### GOAL
Check every line below for the word "this" and copy each one that has it.

┏━━

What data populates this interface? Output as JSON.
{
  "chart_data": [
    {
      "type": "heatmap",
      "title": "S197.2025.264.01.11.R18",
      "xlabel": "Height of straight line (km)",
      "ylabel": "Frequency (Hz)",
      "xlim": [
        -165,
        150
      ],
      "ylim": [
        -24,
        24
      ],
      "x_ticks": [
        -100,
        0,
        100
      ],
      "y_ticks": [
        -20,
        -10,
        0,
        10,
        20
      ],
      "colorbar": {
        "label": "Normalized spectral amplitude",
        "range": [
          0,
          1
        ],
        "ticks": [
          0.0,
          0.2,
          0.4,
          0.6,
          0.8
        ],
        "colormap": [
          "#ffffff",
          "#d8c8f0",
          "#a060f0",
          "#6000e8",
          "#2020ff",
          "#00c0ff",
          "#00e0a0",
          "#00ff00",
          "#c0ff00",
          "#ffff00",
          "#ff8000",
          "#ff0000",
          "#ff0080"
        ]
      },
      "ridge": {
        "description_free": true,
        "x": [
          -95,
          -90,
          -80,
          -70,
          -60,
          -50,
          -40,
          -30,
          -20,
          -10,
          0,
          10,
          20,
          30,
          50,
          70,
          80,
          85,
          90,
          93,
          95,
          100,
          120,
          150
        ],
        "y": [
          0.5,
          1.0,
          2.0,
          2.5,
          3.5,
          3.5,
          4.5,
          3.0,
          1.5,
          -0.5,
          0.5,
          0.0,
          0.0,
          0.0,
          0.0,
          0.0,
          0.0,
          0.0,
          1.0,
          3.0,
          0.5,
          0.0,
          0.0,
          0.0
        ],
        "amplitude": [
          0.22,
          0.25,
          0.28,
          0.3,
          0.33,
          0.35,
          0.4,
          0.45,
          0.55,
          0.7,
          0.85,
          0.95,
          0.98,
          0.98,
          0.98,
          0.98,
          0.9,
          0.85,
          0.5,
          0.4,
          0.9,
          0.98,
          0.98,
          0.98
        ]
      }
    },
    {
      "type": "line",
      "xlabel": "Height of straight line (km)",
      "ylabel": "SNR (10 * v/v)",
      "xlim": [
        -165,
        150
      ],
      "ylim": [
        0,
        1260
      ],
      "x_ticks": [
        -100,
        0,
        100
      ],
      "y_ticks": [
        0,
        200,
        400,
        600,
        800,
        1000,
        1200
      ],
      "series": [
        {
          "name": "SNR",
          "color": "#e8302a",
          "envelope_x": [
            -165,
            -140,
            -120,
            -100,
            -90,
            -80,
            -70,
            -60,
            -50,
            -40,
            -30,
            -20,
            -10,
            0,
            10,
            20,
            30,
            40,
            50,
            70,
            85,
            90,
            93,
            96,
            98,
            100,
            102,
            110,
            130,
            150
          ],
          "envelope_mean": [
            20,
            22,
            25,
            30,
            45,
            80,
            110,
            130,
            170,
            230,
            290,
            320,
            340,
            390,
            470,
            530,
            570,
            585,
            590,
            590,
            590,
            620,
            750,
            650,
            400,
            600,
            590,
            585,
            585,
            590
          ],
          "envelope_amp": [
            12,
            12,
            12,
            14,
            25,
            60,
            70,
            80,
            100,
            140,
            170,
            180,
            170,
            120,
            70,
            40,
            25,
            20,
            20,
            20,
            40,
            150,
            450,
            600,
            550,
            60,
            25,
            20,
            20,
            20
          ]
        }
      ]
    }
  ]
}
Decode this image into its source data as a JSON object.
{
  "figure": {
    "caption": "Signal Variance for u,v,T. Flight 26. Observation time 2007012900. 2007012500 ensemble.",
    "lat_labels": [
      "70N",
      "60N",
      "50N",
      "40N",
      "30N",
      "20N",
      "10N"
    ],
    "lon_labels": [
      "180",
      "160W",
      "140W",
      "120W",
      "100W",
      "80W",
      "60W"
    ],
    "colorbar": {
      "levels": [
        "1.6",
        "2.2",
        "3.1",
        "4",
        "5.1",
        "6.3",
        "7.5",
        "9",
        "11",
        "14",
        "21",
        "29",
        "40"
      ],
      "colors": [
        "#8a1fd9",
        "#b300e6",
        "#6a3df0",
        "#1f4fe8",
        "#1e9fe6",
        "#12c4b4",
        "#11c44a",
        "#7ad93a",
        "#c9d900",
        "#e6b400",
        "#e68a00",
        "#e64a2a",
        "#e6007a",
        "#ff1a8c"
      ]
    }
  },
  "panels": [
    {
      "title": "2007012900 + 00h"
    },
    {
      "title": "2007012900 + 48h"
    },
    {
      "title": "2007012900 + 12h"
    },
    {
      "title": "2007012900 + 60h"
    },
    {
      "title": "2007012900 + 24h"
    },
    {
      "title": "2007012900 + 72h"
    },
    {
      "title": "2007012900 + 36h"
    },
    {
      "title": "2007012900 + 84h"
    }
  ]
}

┗━━

### THE REPLY
What data populates this interface? Output as JSON.
Decode this image into its source data as a JSON object.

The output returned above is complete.